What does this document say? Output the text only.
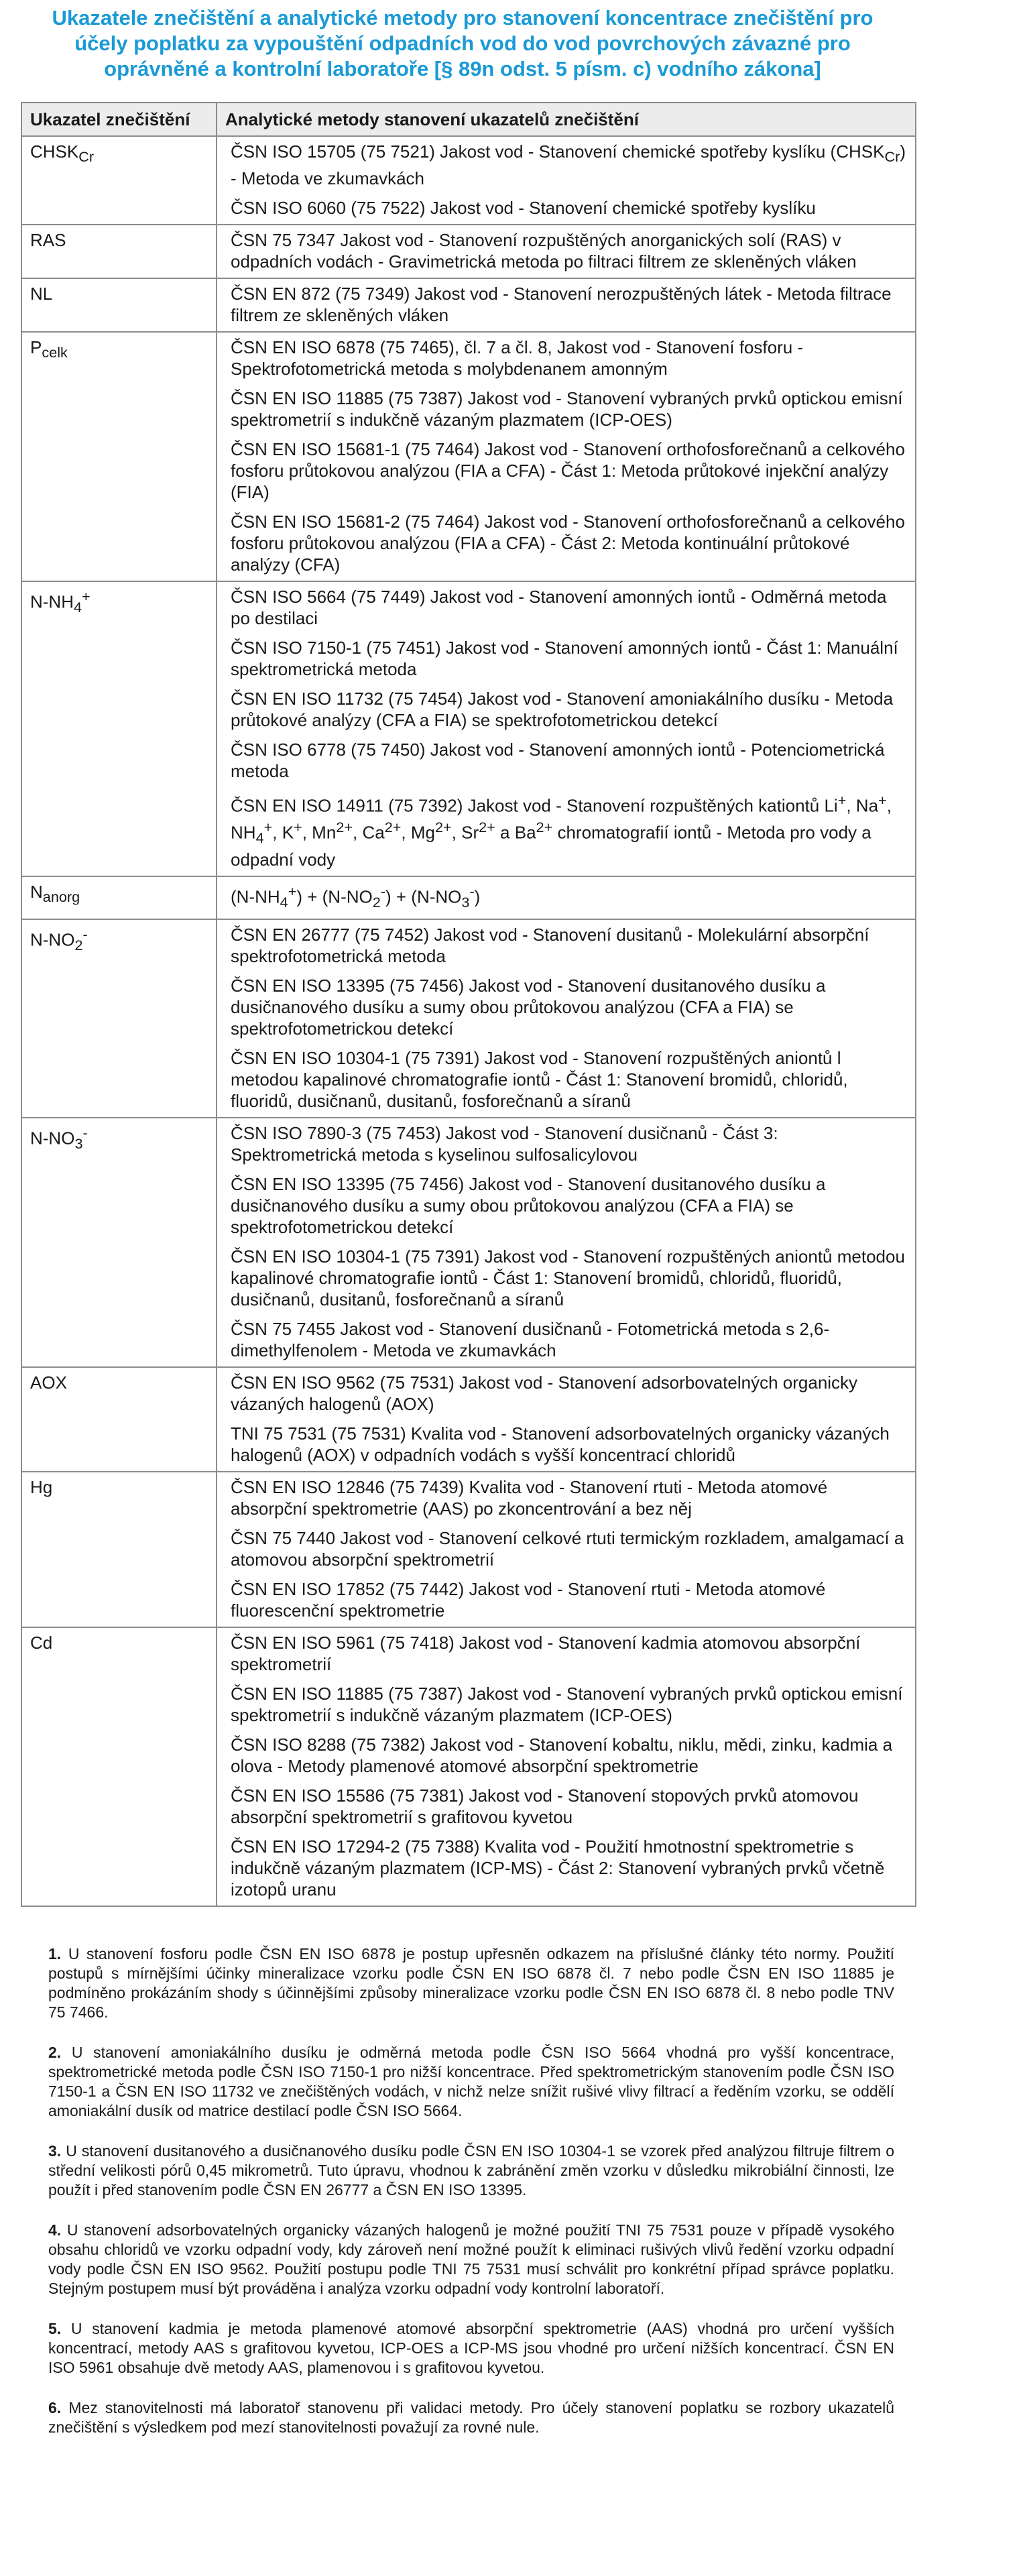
Ukazatele znečištění a analytické metody pro stanovení koncentrace znečištění pro účely poplatku za vypouštění odpadních vod do vod povrchových závazné pro oprávněné a kontrolní laboratoře [§ 89n odst. 5 písm. c) vodního zákona]
Ukazatel znečištění	Analytické metody stanovení ukazatelů znečištění
$CHSK_{Cr}$	ČSN ISO 15705 (75 7521) Jakost vod - Stanovení chemické spotřeby kyslíku $(CHSK_{Cr})$ - Metoda ve zkumavkách
ČSN ISO 6060 (75 7522) Jakost vod - Stanovení chemické spotřeby kyslíku

RAS	ČSN 75 7347 Jakost vod - Stanovení rozpuštěných anorganických solí (RAS) v odpadních vodách - Gravimetrická metoda po filtraci filtrem ze skleněných vláken

NL	ČSN EN 872 (75 7349) Jakost vod - Stanovení nerozpuštěných látek - Metoda filtrace filtrem ze skleněných vláken

$P_{celk}$	ČSN EN ISO 6878 (75 7465), čl. 7 a čl. 8, Jakost vod - Stanovení fosforu - Spektrofotometrická metoda s molybdenanem amonným
ČSN EN ISO 11885 (75 7387) Jakost vod - Stanovení vybraných prvků optickou emisní spektrometrií s indukčně vázaným plazmatem (ICP-OES)
ČSN EN ISO 15681-1 (75 7464) Jakost vod - Stanovení orthofosforečnanů a celkového fosforu průtokovou analýzou (FIA a CFA) - Část 1: Metoda průtokové injekční analýzy (FIA)
ČSN EN ISO 15681-2 (75 7464) Jakost vod - Stanovení orthofosforečnanů a celkového fosforu průtokovou analýzou (FIA a CFA) - Část 2: Metoda kontinuální průtokové analýzy (CFA)

$N-NH_4^+$	ČSN ISO 5664 (75 7449) Jakost vod - Stanovení amonných iontů - Odměrná metoda po destilaci
ČSN ISO 7150-1 (75 7451) Jakost vod - Stanovení amonných iontů - Část 1: Manuální spektrometrická metoda
ČSN EN ISO 11732 (75 7454) Jakost vod - Stanovení amoniakálního dusíku - Metoda průtokové analýzy (CFA a FIA) se spektrofotometrickou detekcí
ČSN ISO 6778 (75 7450) Jakost vod - Stanovení amonných iontů - Potenciometrická metoda
ČSN EN ISO 14911 (75 7392) Jakost vod - Stanovení rozpuštěných kationtů Li+, Na+, $NH_4^+$, K+, $Mn^{2+}$, $Ca^{2+}$, $Mg^{2+}$, $Sr^{2+}$ a $Ba^{2+}$ chromatografií iontů - Metoda pro vody a odpadní vody

$N_{anorg}$	$(N-NH_4^+) + (N-NO_2^-) + (N-NO_3^-)$

$N-NO_2^-$	ČSN EN 26777 (75 7452) Jakost vod - Stanovení dusitanů - Molekulární absorpční spektrofotometrická metoda
ČSN EN ISO 13395 (75 7456) Jakost vod - Stanovení dusitanového dusíku a dusičnanového dusíku a sumy obou průtokovou analýzou (CFA a FIA) se spektrofotometrickou detekcí
ČSN EN ISO 10304-1 (75 7391) Jakost vod - Stanovení rozpuštěných aniontů l metodou kapalinové chromatografie iontů - Část 1: Stanovení bromidů, chloridů, fluoridů, dusičnanů, dusitanů, fosforečnanů a síranů

$N-NO_3^-$	ČSN ISO 7890-3 (75 7453) Jakost vod - Stanovení dusičnanů - Část 3: Spektrometrická metoda s kyselinou sulfosalicylovou
ČSN EN ISO 13395 (75 7456) Jakost vod - Stanovení dusitanového dusíku a dusičnanového dusíku a sumy obou průtokovou analýzou (CFA a FIA) se spektrofotometrickou detekcí
ČSN EN ISO 10304-1 (75 7391) Jakost vod - Stanovení rozpuštěných aniontů metodou kapalinové chromatografie iontů - Část 1: Stanovení bromidů, chloridů, fluoridů, dusičnanů, dusitanů, fosforečnanů a síranů
ČSN 75 7455 Jakost vod - Stanovení dusičnanů - Fotometrická metoda s 2,6-dimethylfenolem - Metoda ve zkumavkách

AOX	ČSN EN ISO 9562 (75 7531) Jakost vod - Stanovení adsorbovatelných organicky vázaných halogenů (AOX)
TNI 75 7531 (75 7531) Kvalita vod - Stanovení adsorbovatelných organicky vázaných halogenů (AOX) v odpadních vodách s vyšší koncentrací chloridů

Hg	ČSN EN ISO 12846 (75 7439) Kvalita vod - Stanovení rtuti - Metoda atomové absorpční spektrometrie (AAS) po zkoncentrování a bez něj
ČSN 75 7440 Jakost vod - Stanovení celkové rtuti termickým rozkladem, amalgamací a atomovou absorpční spektrometrií
ČSN EN ISO 17852 (75 7442) Jakost vod - Stanovení rtuti - Metoda atomové fluorescenční spektrometrie

Cd	ČSN EN ISO 5961 (75 7418) Jakost vod - Stanovení kadmia atomovou absorpční spektrometrií
ČSN EN ISO 11885 (75 7387) Jakost vod - Stanovení vybraných prvků optickou emisní spektrometrií s indukčně vázaným plazmatem (ICP-OES)
ČSN ISO 8288 (75 7382) Jakost vod - Stanovení kobaltu, niklu, mědi, zinku, kadmia a olova - Metody plamenové atomové absorpční spektrometrie
ČSN EN ISO 15586 (75 7381) Jakost vod - Stanovení stopových prvků atomovou absorpční spektrometrií s grafitovou kyvetou
ČSN EN ISO 17294-2 (75 7388) Kvalita vod - Použití hmotnostní spektrometrie s indukčně vázaným plazmatem (ICP-MS) - Část 2: Stanovení vybraných prvků včetně izotopů uranu
1. U stanovení fosforu podle ČSN EN ISO 6878 je postup upřesněn odkazem na příslušné články této normy. Použití postupů s mírnějšími účinky mineralizace vzorku podle ČSN EN ISO 6878 čl. 7 nebo podle ČSN EN ISO 11885 je podmíněno prokázáním shody s účinnějšími způsoby mineralizace vzorku podle ČSN EN ISO 6878 čl. 8 nebo podle TNV 75 7466.
2. U stanovení amoniakálního dusíku je odměrná metoda podle ČSN ISO 5664 vhodná pro vyšší koncentrace, spektrometrické metoda podle ČSN ISO 7150-1 pro nižší koncentrace. Před spektrometrickým stanovením podle ČSN ISO 7150-1 a ČSN EN ISO 11732 ve znečištěných vodách, v nichž nelze snížit rušivé vlivy filtrací a ředěním vzorku, se oddělí amoniakální dusík od matrice destilací podle ČSN ISO 5664.
3. U stanovení dusitanového a dusičnanového dusíku podle ČSN EN ISO 10304-1 se vzorek před analýzou filtruje filtrem o střední velikosti pórů 0,45 mikrometrů. Tuto úpravu, vhodnou k zabránění změn vzorku v důsledku mikrobiální činnosti, lze použít i před stanovením podle ČSN EN 26777 a ČSN EN ISO 13395.
4. U stanovení adsorbovatelných organicky vázaných halogenů je možné použití TNI 75 7531 pouze v případě vysokého obsahu chloridů ve vzorku odpadní vody, kdy zároveň není možné použít k eliminaci rušivých vlivů ředění vzorku odpadní vody podle ČSN EN ISO 9562. Použití postupu podle TNI 75 7531 musí schválit pro konkrétní případ správce poplatku. Stejným postupem musí být prováděna i analýza vzorku odpadní vody kontrolní laboratoří.
5. U stanovení kadmia je metoda plamenové atomové absorpční spektrometrie (AAS) vhodná pro určení vyšších koncentrací, metody AAS s grafitovou kyvetou, ICP-OES a ICP-MS jsou vhodné pro určení nižších koncentrací. ČSN EN ISO 5961 obsahuje dvě metody AAS, plamenovou i s grafitovou kyvetou.
6. Mez stanovitelnosti má laboratoř stanovenu při validaci metody. Pro účely stanovení poplatku se rozbory ukazatelů znečištění s výsledkem pod mezí stanovitelnosti považují za rovné nule.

+++

**DIRECTIONS**
Pictures appear in the records above. Output everything except them, exactly.

**EXERCISE ANSWER**
What does this document say? Output the text only.
Ukazatele znečištění a analytické metody pro stanovení koncentrace znečištění pro účely poplatku za vypouštění odpadních vod do vod povrchových závazné pro oprávněné a kontrolní laboratoře [§ 89n odst. 5 písm. c) vodního zákona]
Ukazatel znečištění	Analytické metody stanovení ukazatelů znečištění
$CHSK_{Cr}$	ČSN ISO 15705 (75 7521) Jakost vod - Stanovení chemické spotřeby kyslíku $(CHSK_{Cr})$ - Metoda ve zkumavkách
ČSN ISO 6060 (75 7522) Jakost vod - Stanovení chemické spotřeby kyslíku

RAS	ČSN 75 7347 Jakost vod - Stanovení rozpuštěných anorganických solí (RAS) v odpadních vodách - Gravimetrická metoda po filtraci filtrem ze skleněných vláken

NL	ČSN EN 872 (75 7349) Jakost vod - Stanovení nerozpuštěných látek - Metoda filtrace filtrem ze skleněných vláken

$P_{celk}$	ČSN EN ISO 6878 (75 7465), čl. 7 a čl. 8, Jakost vod - Stanovení fosforu - Spektrofotometrická metoda s molybdenanem amonným
ČSN EN ISO 11885 (75 7387) Jakost vod - Stanovení vybraných prvků optickou emisní spektrometrií s indukčně vázaným plazmatem (ICP-OES)
ČSN EN ISO 15681-1 (75 7464) Jakost vod - Stanovení orthofosforečnanů a celkového fosforu průtokovou analýzou (FIA a CFA) - Část 1: Metoda průtokové injekční analýzy (FIA)
ČSN EN ISO 15681-2 (75 7464) Jakost vod - Stanovení orthofosforečnanů a celkového fosforu průtokovou analýzou (FIA a CFA) - Část 2: Metoda kontinuální průtokové analýzy (CFA)

$N-NH_4^+$	ČSN ISO 5664 (75 7449) Jakost vod - Stanovení amonných iontů - Odměrná metoda po destilaci
ČSN ISO 7150-1 (75 7451) Jakost vod - Stanovení amonných iontů - Část 1: Manuální spektrometrická metoda
ČSN EN ISO 11732 (75 7454) Jakost vod - Stanovení amoniakálního dusíku - Metoda průtokové analýzy (CFA a FIA) se spektrofotometrickou detekcí
ČSN ISO 6778 (75 7450) Jakost vod - Stanovení amonných iontů - Potenciometrická metoda
ČSN EN ISO 14911 (75 7392) Jakost vod - Stanovení rozpuštěných kationtů Li+, Na+, $NH_4^+$, K+, $Mn^{2+}$, $Ca^{2+}$, $Mg^{2+}$, $Sr^{2+}$ a $Ba^{2+}$ chromatografií iontů - Metoda pro vody a odpadní vody

$N_{anorg}$	$(N-NH_4^+) + (N-NO_2^-) + (N-NO_3^-)$

$N-NO_2^-$	ČSN EN 26777 (75 7452) Jakost vod - Stanovení dusitanů - Molekulární absorpční spektrofotometrická metoda
ČSN EN ISO 13395 (75 7456) Jakost vod - Stanovení dusitanového dusíku a dusičnanového dusíku a sumy obou průtokovou analýzou (CFA a FIA) se spektrofotometrickou detekcí
ČSN EN ISO 10304-1 (75 7391) Jakost vod - Stanovení rozpuštěných aniontů l metodou kapalinové chromatografie iontů - Část 1: Stanovení bromidů, chloridů, fluoridů, dusičnanů, dusitanů, fosforečnanů a síranů

$N-NO_3^-$	ČSN ISO 7890-3 (75 7453) Jakost vod - Stanovení dusičnanů - Část 3: Spektrometrická metoda s kyselinou sulfosalicylovou
ČSN EN ISO 13395 (75 7456) Jakost vod - Stanovení dusitanového dusíku a dusičnanového dusíku a sumy obou průtokovou analýzou (CFA a FIA) se spektrofotometrickou detekcí
ČSN EN ISO 10304-1 (75 7391) Jakost vod - Stanovení rozpuštěných aniontů metodou kapalinové chromatografie iontů - Část 1: Stanovení bromidů, chloridů, fluoridů, dusičnanů, dusitanů, fosforečnanů a síranů
ČSN 75 7455 Jakost vod - Stanovení dusičnanů - Fotometrická metoda s 2,6-dimethylfenolem - Metoda ve zkumavkách

AOX	ČSN EN ISO 9562 (75 7531) Jakost vod - Stanovení adsorbovatelných organicky vázaných halogenů (AOX)
TNI 75 7531 (75 7531) Kvalita vod - Stanovení adsorbovatelných organicky vázaných halogenů (AOX) v odpadních vodách s vyšší koncentrací chloridů

Hg	ČSN EN ISO 12846 (75 7439) Kvalita vod - Stanovení rtuti - Metoda atomové absorpční spektrometrie (AAS) po zkoncentrování a bez něj
ČSN 75 7440 Jakost vod - Stanovení celkové rtuti termickým rozkladem, amalgamací a atomovou absorpční spektrometrií
ČSN EN ISO 17852 (75 7442) Jakost vod - Stanovení rtuti - Metoda atomové fluorescenční spektrometrie

Cd	ČSN EN ISO 5961 (75 7418) Jakost vod - Stanovení kadmia atomovou absorpční spektrometrií
ČSN EN ISO 11885 (75 7387) Jakost vod - Stanovení vybraných prvků optickou emisní spektrometrií s indukčně vázaným plazmatem (ICP-OES)
ČSN ISO 8288 (75 7382) Jakost vod - Stanovení kobaltu, niklu, mědi, zinku, kadmia a olova - Metody plamenové atomové absorpční spektrometrie
ČSN EN ISO 15586 (75 7381) Jakost vod - Stanovení stopových prvků atomovou absorpční spektrometrií s grafitovou kyvetou
ČSN EN ISO 17294-2 (75 7388) Kvalita vod - Použití hmotnostní spektrometrie s indukčně vázaným plazmatem (ICP-MS) - Část 2: Stanovení vybraných prvků včetně izotopů uranu
1. U stanovení fosforu podle ČSN EN ISO 6878 je postup upřesněn odkazem na příslušné články této normy. Použití postupů s mírnějšími účinky mineralizace vzorku podle ČSN EN ISO 6878 čl. 7 nebo podle ČSN EN ISO 11885 je podmíněno prokázáním shody s účinnějšími způsoby mineralizace vzorku podle ČSN EN ISO 6878 čl. 8 nebo podle TNV 75 7466.
2. U stanovení amoniakálního dusíku je odměrná metoda podle ČSN ISO 5664 vhodná pro vyšší koncentrace, spektrometrické metoda podle ČSN ISO 7150-1 pro nižší koncentrace. Před spektrometrickým stanovením podle ČSN ISO 7150-1 a ČSN EN ISO 11732 ve znečištěných vodách, v nichž nelze snížit rušivé vlivy filtrací a ředěním vzorku, se oddělí amoniakální dusík od matrice destilací podle ČSN ISO 5664.
3. U stanovení dusitanového a dusičnanového dusíku podle ČSN EN ISO 10304-1 se vzorek před analýzou filtruje filtrem o střední velikosti pórů 0,45 mikrometrů. Tuto úpravu, vhodnou k zabránění změn vzorku v důsledku mikrobiální činnosti, lze použít i před stanovením podle ČSN EN 26777 a ČSN EN ISO 13395.
4. U stanovení adsorbovatelných organicky vázaných halogenů je možné použití TNI 75 7531 pouze v případě vysokého obsahu chloridů ve vzorku odpadní vody, kdy zároveň není možné použít k eliminaci rušivých vlivů ředění vzorku odpadní vody podle ČSN EN ISO 9562. Použití postupu podle TNI 75 7531 musí schválit pro konkrétní případ správce poplatku. Stejným postupem musí být prováděna i analýza vzorku odpadní vody kontrolní laboratoří.
5. U stanovení kadmia je metoda plamenové atomové absorpční spektrometrie (AAS) vhodná pro určení vyšších koncentrací, metody AAS s grafitovou kyvetou, ICP-OES a ICP-MS jsou vhodné pro určení nižších koncentrací. ČSN EN ISO 5961 obsahuje dvě metody AAS, plamenovou i s grafitovou kyvetou.
6. Mez stanovitelnosti má laboratoř stanovenu při validaci metody. Pro účely stanovení poplatku se rozbory ukazatelů znečištění s výsledkem pod mezí stanovitelnosti považují za rovné nule.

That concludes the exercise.